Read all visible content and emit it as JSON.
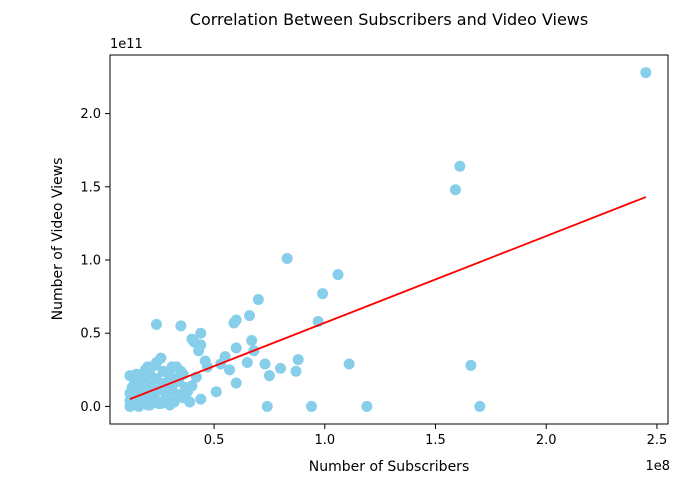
{
  "chart_data": {
    "type": "scatter",
    "title": "Correlation Between Subscribers and Video Views",
    "xlabel": "Number of Subscribers",
    "ylabel": "Number of Video Views",
    "x_offset_label": "1e8",
    "y_offset_label": "1e11",
    "xlim": [
      0.03,
      2.55
    ],
    "ylim": [
      -0.12,
      2.4
    ],
    "x_ticks": [
      0.5,
      1.0,
      1.5,
      2.0,
      2.5
    ],
    "x_tick_labels": [
      "0.5",
      "1.0",
      "1.5",
      "2.0",
      "2.5"
    ],
    "y_ticks": [
      0.0,
      0.5,
      1.0,
      1.5,
      2.0
    ],
    "y_tick_labels": [
      "0.0",
      "0.5",
      "1.0",
      "1.5",
      "2.0"
    ],
    "grid": false,
    "point_color": "#87ceeb",
    "line_color": "#ff0000",
    "trend_line": {
      "x": [
        0.12,
        2.45
      ],
      "y": [
        0.05,
        1.43
      ]
    },
    "points": [
      {
        "x": 2.45,
        "y": 2.28
      },
      {
        "x": 1.61,
        "y": 1.64
      },
      {
        "x": 1.59,
        "y": 1.48
      },
      {
        "x": 1.66,
        "y": 0.28
      },
      {
        "x": 1.7,
        "y": 0.0
      },
      {
        "x": 1.19,
        "y": 0.0
      },
      {
        "x": 1.06,
        "y": 0.9
      },
      {
        "x": 1.11,
        "y": 0.29
      },
      {
        "x": 0.99,
        "y": 0.77
      },
      {
        "x": 0.97,
        "y": 0.58
      },
      {
        "x": 0.94,
        "y": 0.0
      },
      {
        "x": 0.83,
        "y": 1.01
      },
      {
        "x": 0.88,
        "y": 0.32
      },
      {
        "x": 0.87,
        "y": 0.24
      },
      {
        "x": 0.8,
        "y": 0.26
      },
      {
        "x": 0.74,
        "y": 0.0
      },
      {
        "x": 0.75,
        "y": 0.21
      },
      {
        "x": 0.73,
        "y": 0.29
      },
      {
        "x": 0.7,
        "y": 0.73
      },
      {
        "x": 0.66,
        "y": 0.62
      },
      {
        "x": 0.67,
        "y": 0.45
      },
      {
        "x": 0.68,
        "y": 0.38
      },
      {
        "x": 0.65,
        "y": 0.3
      },
      {
        "x": 0.6,
        "y": 0.59
      },
      {
        "x": 0.59,
        "y": 0.57
      },
      {
        "x": 0.6,
        "y": 0.4
      },
      {
        "x": 0.6,
        "y": 0.16
      },
      {
        "x": 0.57,
        "y": 0.25
      },
      {
        "x": 0.55,
        "y": 0.34
      },
      {
        "x": 0.53,
        "y": 0.29
      },
      {
        "x": 0.51,
        "y": 0.1
      },
      {
        "x": 0.47,
        "y": 0.27
      },
      {
        "x": 0.46,
        "y": 0.31
      },
      {
        "x": 0.44,
        "y": 0.5
      },
      {
        "x": 0.44,
        "y": 0.42
      },
      {
        "x": 0.43,
        "y": 0.38
      },
      {
        "x": 0.41,
        "y": 0.44
      },
      {
        "x": 0.4,
        "y": 0.46
      },
      {
        "x": 0.35,
        "y": 0.55
      },
      {
        "x": 0.24,
        "y": 0.56
      },
      {
        "x": 0.44,
        "y": 0.05
      },
      {
        "x": 0.42,
        "y": 0.2
      },
      {
        "x": 0.4,
        "y": 0.14
      },
      {
        "x": 0.38,
        "y": 0.1
      },
      {
        "x": 0.36,
        "y": 0.22
      },
      {
        "x": 0.36,
        "y": 0.06
      },
      {
        "x": 0.34,
        "y": 0.17
      },
      {
        "x": 0.33,
        "y": 0.27
      },
      {
        "x": 0.32,
        "y": 0.03
      },
      {
        "x": 0.31,
        "y": 0.12
      },
      {
        "x": 0.3,
        "y": 0.21
      },
      {
        "x": 0.29,
        "y": 0.08
      },
      {
        "x": 0.28,
        "y": 0.16
      },
      {
        "x": 0.27,
        "y": 0.24
      },
      {
        "x": 0.26,
        "y": 0.33
      },
      {
        "x": 0.26,
        "y": 0.02
      },
      {
        "x": 0.25,
        "y": 0.11
      },
      {
        "x": 0.24,
        "y": 0.19
      },
      {
        "x": 0.23,
        "y": 0.28
      },
      {
        "x": 0.23,
        "y": 0.06
      },
      {
        "x": 0.22,
        "y": 0.14
      },
      {
        "x": 0.21,
        "y": 0.22
      },
      {
        "x": 0.21,
        "y": 0.01
      },
      {
        "x": 0.2,
        "y": 0.09
      },
      {
        "x": 0.19,
        "y": 0.17
      },
      {
        "x": 0.19,
        "y": 0.25
      },
      {
        "x": 0.18,
        "y": 0.04
      },
      {
        "x": 0.17,
        "y": 0.12
      },
      {
        "x": 0.17,
        "y": 0.2
      },
      {
        "x": 0.16,
        "y": 0.0
      },
      {
        "x": 0.16,
        "y": 0.08
      },
      {
        "x": 0.15,
        "y": 0.15
      },
      {
        "x": 0.15,
        "y": 0.03
      },
      {
        "x": 0.14,
        "y": 0.1
      },
      {
        "x": 0.14,
        "y": 0.18
      },
      {
        "x": 0.13,
        "y": 0.01
      },
      {
        "x": 0.13,
        "y": 0.06
      },
      {
        "x": 0.13,
        "y": 0.13
      },
      {
        "x": 0.12,
        "y": 0.0
      },
      {
        "x": 0.12,
        "y": 0.04
      },
      {
        "x": 0.12,
        "y": 0.09
      },
      {
        "x": 0.12,
        "y": 0.21
      },
      {
        "x": 0.28,
        "y": 0.05
      },
      {
        "x": 0.3,
        "y": 0.01
      },
      {
        "x": 0.32,
        "y": 0.19
      },
      {
        "x": 0.34,
        "y": 0.08
      },
      {
        "x": 0.37,
        "y": 0.13
      },
      {
        "x": 0.39,
        "y": 0.03
      },
      {
        "x": 0.27,
        "y": 0.14
      },
      {
        "x": 0.25,
        "y": 0.02
      },
      {
        "x": 0.22,
        "y": 0.07
      },
      {
        "x": 0.2,
        "y": 0.01
      },
      {
        "x": 0.18,
        "y": 0.1
      },
      {
        "x": 0.29,
        "y": 0.23
      },
      {
        "x": 0.31,
        "y": 0.27
      },
      {
        "x": 0.35,
        "y": 0.24
      },
      {
        "x": 0.24,
        "y": 0.3
      },
      {
        "x": 0.2,
        "y": 0.27
      },
      {
        "x": 0.15,
        "y": 0.22
      }
    ]
  }
}
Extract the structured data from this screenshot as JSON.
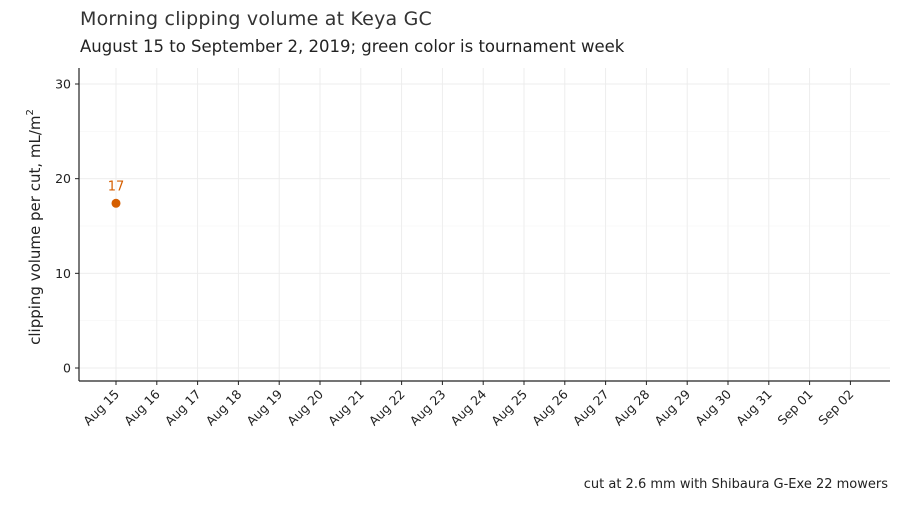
{
  "chart_data": {
    "type": "scatter",
    "title": "Morning clipping volume at Keya GC",
    "subtitle": "August 15 to September 2, 2019; green color is tournament week",
    "ylabel": "clipping volume per cut, mL/m",
    "ylabel_superscript": "2",
    "xlabel": "",
    "caption": "cut at 2.6 mm with Shibaura G-Exe 22 mowers",
    "x_categories": [
      "Aug 15",
      "Aug 16",
      "Aug 17",
      "Aug 18",
      "Aug 19",
      "Aug 20",
      "Aug 21",
      "Aug 22",
      "Aug 23",
      "Aug 24",
      "Aug 25",
      "Aug 26",
      "Aug 27",
      "Aug 28",
      "Aug 29",
      "Aug 30",
      "Aug 31",
      "Sep 01",
      "Sep 02"
    ],
    "ylim": [
      0,
      30
    ],
    "y_ticks": [
      0,
      10,
      20,
      30
    ],
    "grid": true,
    "points": [
      {
        "x": "Aug 15",
        "y": 17.4,
        "label": "17",
        "color": "#d55e00"
      }
    ]
  }
}
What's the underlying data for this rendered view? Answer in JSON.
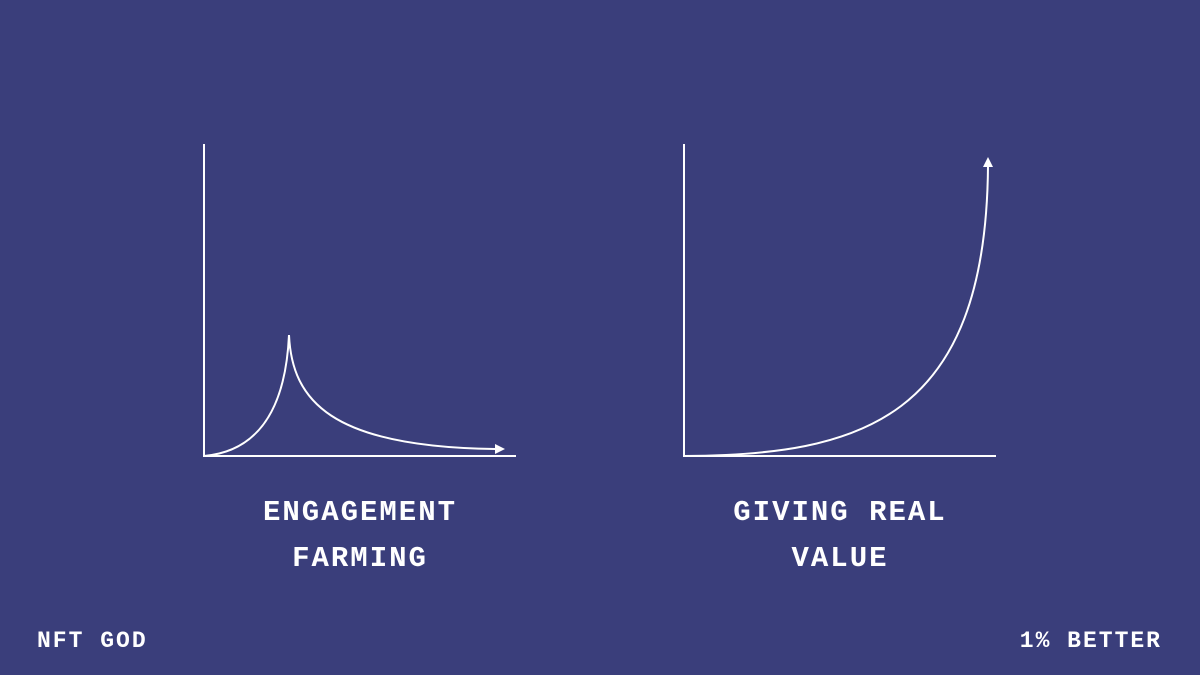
{
  "panels": [
    {
      "caption_lines": [
        "ENGAGEMENT",
        "FARMING"
      ]
    },
    {
      "caption_lines": [
        "GIVING REAL",
        "VALUE"
      ]
    }
  ],
  "footer": {
    "left": "NFT GOD",
    "right": "1% BETTER"
  }
}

|---|

**Set problem**
Copy out every line from the material above in which the word "Number" appears.

**Full output**
    "xlabel": "Number of Subscribers",
    "ylabel": "Number of Video Views",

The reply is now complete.